# Instructions to follow
Return the full listing exactly as it is written.

[START]

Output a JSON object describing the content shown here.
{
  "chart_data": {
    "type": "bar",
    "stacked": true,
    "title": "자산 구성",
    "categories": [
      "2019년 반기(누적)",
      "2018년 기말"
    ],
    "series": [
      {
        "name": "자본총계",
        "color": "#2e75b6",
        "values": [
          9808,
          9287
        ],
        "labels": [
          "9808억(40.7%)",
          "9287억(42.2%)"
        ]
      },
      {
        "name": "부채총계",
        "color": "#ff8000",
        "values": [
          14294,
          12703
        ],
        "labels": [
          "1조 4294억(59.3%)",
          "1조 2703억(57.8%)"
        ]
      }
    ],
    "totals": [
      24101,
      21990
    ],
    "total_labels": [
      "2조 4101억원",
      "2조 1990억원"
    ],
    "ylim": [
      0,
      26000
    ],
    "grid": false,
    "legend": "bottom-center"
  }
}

[END]

# Answer to this task
Output a JSON object describing the content shown here.
{
  "chart_data": {
    "type": "bar",
    "stacked": true,
    "title": "자산 구성",
    "categories": [
      "2019년 반기(누적)",
      "2018년 기말"
    ],
    "series": [
      {
        "name": "자본총계",
        "color": "#2e75b6",
        "values": [
          9808,
          9287
        ],
        "labels": [
          "9808억(40.7%)",
          "9287억(42.2%)"
        ]
      },
      {
        "name": "부채총계",
        "color": "#ff8000",
        "values": [
          14294,
          12703
        ],
        "labels": [
          "1조 4294억(59.3%)",
          "1조 2703억(57.8%)"
        ]
      }
    ],
    "totals": [
      24101,
      21990
    ],
    "total_labels": [
      "2조 4101억원",
      "2조 1990억원"
    ],
    "ylim": [
      0,
      26000
    ],
    "grid": false,
    "legend": "bottom-center"
  }
}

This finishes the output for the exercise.